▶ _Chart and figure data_
--- BEGIN ---

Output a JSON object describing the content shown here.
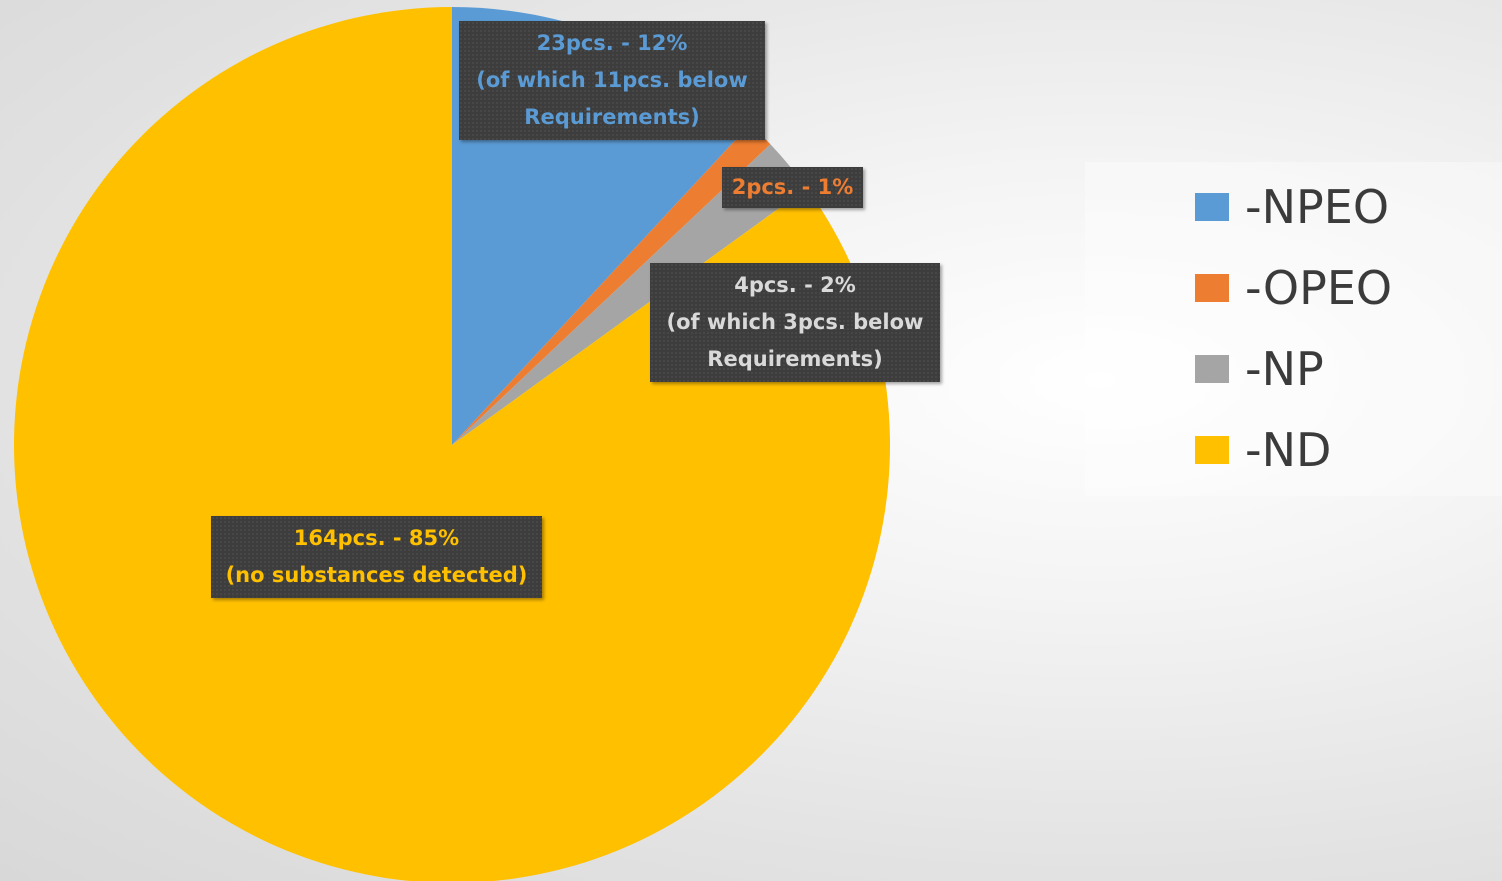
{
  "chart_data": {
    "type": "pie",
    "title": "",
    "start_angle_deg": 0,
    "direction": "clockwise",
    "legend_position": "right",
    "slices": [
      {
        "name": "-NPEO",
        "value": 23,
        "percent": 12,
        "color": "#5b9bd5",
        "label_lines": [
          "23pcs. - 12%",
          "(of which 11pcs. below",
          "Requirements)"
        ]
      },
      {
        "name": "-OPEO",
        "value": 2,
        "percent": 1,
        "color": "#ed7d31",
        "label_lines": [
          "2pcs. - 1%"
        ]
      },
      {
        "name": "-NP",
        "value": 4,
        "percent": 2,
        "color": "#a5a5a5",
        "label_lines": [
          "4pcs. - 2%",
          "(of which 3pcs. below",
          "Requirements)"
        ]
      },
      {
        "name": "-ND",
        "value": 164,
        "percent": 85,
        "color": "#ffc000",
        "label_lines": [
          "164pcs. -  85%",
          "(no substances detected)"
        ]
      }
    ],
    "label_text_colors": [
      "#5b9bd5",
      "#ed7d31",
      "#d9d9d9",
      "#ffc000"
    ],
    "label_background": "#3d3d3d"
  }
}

--- END ---
--- BEGIN ---

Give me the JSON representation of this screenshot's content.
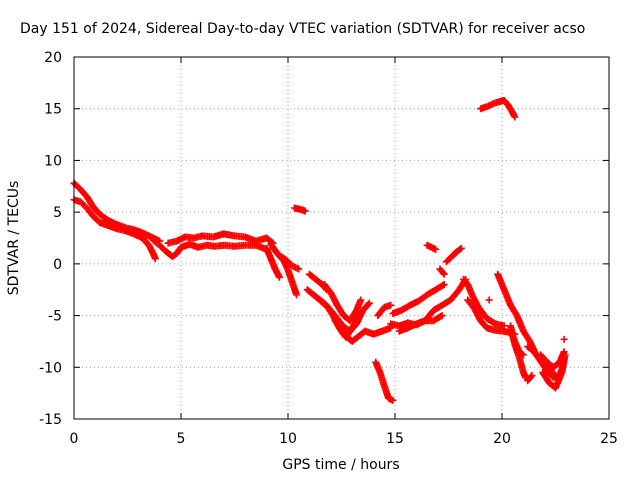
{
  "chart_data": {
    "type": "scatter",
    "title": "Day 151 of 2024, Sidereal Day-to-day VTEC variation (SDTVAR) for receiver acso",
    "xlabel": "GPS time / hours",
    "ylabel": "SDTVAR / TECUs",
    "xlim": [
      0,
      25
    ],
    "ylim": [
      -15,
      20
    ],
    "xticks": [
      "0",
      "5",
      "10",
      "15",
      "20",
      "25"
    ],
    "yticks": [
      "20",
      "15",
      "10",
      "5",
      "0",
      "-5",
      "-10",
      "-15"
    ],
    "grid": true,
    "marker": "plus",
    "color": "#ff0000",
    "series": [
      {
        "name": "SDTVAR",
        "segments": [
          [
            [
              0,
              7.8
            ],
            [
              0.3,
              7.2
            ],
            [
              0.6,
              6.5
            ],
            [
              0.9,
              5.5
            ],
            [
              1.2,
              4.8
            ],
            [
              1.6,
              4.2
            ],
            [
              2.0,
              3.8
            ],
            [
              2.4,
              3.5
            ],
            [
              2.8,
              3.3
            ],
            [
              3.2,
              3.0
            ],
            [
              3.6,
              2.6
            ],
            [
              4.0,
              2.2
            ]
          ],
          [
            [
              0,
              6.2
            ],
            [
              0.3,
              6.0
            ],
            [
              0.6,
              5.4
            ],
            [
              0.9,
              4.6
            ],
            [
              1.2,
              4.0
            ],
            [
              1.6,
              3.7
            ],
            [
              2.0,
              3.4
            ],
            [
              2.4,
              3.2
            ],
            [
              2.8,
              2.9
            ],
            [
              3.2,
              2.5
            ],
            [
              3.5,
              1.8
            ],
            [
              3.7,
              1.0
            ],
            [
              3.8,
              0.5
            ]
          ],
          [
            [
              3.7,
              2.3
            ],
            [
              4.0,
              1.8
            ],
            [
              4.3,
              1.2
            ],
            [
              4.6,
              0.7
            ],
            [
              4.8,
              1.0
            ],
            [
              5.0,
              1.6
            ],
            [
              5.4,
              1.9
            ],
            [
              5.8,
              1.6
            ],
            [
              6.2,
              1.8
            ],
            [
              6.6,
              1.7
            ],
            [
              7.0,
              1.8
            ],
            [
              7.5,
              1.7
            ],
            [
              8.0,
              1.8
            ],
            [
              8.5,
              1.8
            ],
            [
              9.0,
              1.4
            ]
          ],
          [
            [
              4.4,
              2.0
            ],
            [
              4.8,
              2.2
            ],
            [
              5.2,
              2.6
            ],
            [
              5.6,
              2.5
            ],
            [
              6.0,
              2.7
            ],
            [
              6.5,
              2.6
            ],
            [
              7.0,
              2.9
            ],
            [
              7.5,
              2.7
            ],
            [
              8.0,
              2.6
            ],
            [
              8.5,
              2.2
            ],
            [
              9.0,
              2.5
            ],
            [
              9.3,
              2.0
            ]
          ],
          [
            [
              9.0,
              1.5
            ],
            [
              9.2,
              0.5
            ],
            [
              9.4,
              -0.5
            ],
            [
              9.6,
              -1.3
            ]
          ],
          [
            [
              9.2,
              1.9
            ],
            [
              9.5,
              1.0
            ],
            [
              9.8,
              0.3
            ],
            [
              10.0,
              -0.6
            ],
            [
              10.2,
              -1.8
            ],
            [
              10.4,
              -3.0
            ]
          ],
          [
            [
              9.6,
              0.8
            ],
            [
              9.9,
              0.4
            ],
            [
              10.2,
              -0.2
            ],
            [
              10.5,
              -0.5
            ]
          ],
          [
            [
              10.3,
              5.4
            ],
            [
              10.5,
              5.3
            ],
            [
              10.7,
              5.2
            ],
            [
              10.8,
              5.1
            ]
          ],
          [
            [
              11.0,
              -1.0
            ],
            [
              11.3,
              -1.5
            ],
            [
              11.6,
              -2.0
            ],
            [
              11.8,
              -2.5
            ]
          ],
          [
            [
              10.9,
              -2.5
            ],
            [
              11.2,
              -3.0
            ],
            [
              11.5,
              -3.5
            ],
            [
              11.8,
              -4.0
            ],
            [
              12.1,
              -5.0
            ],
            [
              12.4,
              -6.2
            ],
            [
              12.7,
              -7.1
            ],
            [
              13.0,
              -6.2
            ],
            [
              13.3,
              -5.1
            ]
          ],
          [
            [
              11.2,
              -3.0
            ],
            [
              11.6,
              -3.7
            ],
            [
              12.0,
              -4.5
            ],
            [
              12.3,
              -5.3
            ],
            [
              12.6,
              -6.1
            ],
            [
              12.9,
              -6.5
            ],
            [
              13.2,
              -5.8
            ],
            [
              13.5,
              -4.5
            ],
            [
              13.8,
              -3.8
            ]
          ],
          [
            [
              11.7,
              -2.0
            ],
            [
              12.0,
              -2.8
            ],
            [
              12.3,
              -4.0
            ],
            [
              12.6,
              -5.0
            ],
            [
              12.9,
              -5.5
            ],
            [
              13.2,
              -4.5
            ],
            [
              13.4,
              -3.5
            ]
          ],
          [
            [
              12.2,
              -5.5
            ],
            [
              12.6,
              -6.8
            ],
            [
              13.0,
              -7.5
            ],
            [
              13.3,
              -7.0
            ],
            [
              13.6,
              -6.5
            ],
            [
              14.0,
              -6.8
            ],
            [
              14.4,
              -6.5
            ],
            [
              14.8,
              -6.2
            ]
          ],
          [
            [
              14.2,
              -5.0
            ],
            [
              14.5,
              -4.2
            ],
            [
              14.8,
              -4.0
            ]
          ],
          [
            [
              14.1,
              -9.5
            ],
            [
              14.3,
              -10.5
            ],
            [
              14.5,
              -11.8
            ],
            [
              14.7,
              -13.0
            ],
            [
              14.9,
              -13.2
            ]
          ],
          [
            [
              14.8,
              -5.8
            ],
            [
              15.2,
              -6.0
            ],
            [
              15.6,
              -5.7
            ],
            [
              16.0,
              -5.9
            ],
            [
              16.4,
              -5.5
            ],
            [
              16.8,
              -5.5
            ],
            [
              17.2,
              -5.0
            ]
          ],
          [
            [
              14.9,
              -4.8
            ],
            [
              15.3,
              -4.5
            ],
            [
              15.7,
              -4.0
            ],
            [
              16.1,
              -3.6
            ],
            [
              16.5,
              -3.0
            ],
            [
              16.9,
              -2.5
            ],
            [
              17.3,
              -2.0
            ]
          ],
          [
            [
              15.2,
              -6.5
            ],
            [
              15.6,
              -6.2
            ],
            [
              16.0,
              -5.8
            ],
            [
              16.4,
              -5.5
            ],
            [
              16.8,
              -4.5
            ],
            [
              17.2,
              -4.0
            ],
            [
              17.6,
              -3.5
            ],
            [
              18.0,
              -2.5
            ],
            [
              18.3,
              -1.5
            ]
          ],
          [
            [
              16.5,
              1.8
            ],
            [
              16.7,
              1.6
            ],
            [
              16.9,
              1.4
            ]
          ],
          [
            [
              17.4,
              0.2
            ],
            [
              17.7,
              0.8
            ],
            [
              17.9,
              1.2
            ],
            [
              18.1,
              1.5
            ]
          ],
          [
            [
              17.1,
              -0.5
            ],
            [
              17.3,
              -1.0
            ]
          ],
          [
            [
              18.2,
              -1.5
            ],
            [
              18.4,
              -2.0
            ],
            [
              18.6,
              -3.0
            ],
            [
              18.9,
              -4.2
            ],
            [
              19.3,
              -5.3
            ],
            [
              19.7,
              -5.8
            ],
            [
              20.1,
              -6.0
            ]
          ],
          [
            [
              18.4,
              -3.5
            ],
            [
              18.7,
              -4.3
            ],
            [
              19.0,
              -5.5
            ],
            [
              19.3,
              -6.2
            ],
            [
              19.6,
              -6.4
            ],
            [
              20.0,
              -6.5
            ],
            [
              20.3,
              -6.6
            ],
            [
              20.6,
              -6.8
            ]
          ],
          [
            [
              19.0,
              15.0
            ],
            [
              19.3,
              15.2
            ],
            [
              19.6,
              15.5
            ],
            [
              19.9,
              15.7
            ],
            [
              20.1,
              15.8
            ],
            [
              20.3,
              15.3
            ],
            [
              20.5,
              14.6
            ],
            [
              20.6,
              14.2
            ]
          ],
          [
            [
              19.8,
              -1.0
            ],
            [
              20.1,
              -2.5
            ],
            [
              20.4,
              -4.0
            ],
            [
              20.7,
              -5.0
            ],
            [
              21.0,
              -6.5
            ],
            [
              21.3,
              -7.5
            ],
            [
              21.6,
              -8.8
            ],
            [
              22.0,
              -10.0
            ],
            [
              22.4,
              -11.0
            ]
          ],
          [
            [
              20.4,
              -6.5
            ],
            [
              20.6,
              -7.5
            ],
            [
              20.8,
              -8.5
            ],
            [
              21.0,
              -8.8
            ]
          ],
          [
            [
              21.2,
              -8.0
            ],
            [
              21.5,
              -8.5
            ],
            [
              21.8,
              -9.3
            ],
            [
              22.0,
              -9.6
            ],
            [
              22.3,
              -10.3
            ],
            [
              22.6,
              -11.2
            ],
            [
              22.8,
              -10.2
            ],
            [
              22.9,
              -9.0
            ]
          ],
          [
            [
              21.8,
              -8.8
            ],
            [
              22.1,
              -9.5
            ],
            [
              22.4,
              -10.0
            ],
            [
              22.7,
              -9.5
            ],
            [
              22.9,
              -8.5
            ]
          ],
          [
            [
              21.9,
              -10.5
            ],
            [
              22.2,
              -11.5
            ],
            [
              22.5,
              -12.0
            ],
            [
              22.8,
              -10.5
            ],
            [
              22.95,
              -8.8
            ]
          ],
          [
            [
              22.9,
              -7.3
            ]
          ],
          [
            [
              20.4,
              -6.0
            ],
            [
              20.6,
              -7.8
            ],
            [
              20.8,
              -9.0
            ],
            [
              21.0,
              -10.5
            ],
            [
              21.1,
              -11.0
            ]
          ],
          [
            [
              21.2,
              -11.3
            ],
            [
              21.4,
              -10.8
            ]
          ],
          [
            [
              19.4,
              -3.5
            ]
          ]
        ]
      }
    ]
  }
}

--- END ---
--- BEGIN ---

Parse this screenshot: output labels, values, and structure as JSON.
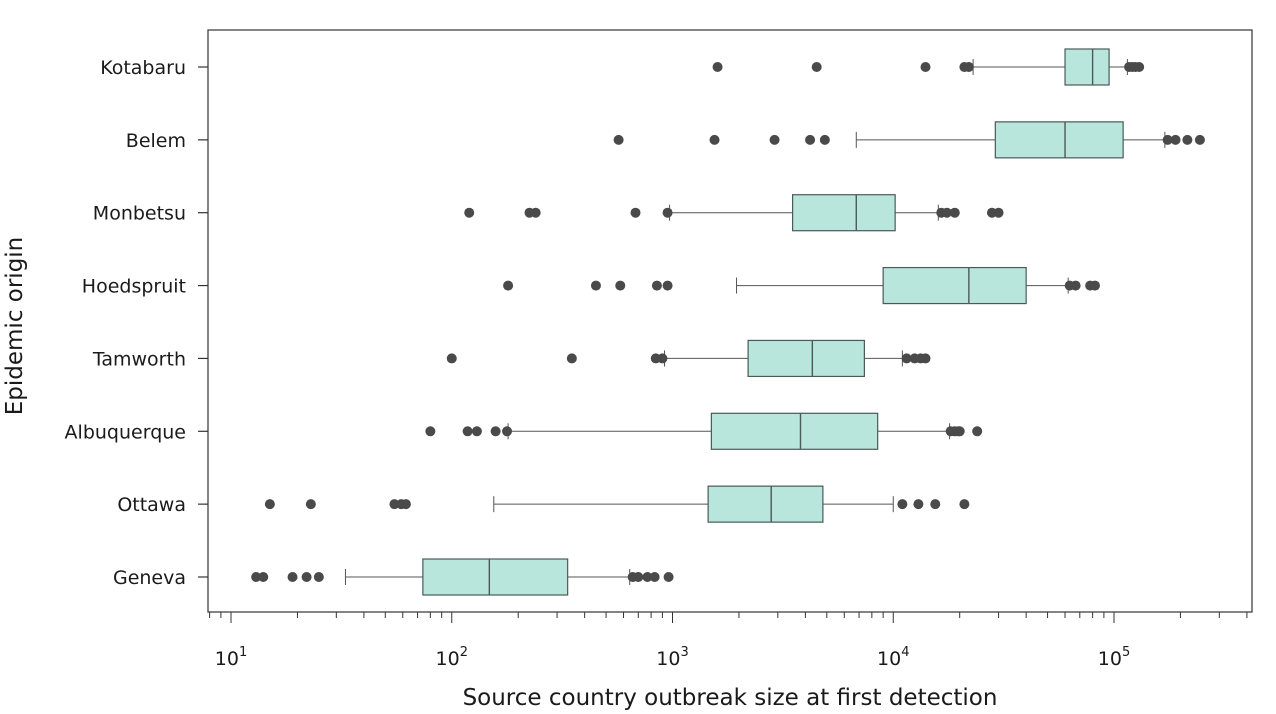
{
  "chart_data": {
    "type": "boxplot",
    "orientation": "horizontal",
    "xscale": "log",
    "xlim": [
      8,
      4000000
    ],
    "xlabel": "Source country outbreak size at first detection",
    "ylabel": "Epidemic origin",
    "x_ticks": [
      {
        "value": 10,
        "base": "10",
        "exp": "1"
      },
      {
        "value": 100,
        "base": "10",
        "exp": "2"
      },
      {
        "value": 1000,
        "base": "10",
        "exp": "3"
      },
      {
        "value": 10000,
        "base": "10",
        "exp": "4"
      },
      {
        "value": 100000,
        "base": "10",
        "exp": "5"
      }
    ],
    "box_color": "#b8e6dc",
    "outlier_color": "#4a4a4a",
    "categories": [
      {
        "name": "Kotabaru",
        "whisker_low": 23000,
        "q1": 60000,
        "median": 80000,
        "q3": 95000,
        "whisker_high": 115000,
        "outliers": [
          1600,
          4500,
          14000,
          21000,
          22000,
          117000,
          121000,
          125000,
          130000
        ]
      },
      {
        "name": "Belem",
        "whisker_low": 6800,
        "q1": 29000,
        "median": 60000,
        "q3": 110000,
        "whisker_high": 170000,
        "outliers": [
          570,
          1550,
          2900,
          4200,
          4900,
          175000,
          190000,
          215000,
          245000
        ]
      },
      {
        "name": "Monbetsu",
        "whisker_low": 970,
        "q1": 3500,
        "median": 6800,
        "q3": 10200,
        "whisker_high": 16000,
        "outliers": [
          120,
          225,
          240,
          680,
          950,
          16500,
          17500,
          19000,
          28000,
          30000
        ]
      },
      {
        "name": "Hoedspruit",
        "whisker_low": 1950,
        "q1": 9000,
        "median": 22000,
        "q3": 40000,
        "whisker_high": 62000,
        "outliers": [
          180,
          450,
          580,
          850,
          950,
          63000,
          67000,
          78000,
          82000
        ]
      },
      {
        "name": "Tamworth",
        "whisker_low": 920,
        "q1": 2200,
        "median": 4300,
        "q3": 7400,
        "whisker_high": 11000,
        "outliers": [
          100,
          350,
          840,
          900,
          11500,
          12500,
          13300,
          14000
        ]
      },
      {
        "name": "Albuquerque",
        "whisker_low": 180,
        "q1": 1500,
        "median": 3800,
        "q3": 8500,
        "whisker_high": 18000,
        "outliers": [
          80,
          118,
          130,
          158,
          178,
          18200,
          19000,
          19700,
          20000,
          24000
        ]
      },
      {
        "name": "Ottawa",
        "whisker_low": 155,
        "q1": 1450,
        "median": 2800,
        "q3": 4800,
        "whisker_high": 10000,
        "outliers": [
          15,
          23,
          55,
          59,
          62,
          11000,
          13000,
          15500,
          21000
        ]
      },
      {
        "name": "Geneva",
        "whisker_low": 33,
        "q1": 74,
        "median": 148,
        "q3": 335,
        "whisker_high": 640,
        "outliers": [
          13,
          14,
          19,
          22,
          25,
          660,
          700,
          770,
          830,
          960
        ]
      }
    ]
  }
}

--- END ---

▶ _What the task asks_
Copy out all lines above that include the string "title".

▶ _Task output_
    "title": "",
    "title": "Day 151 of 2024, Sidereal Day-to-day VTEC variation (SDTVAR) for receiver acso",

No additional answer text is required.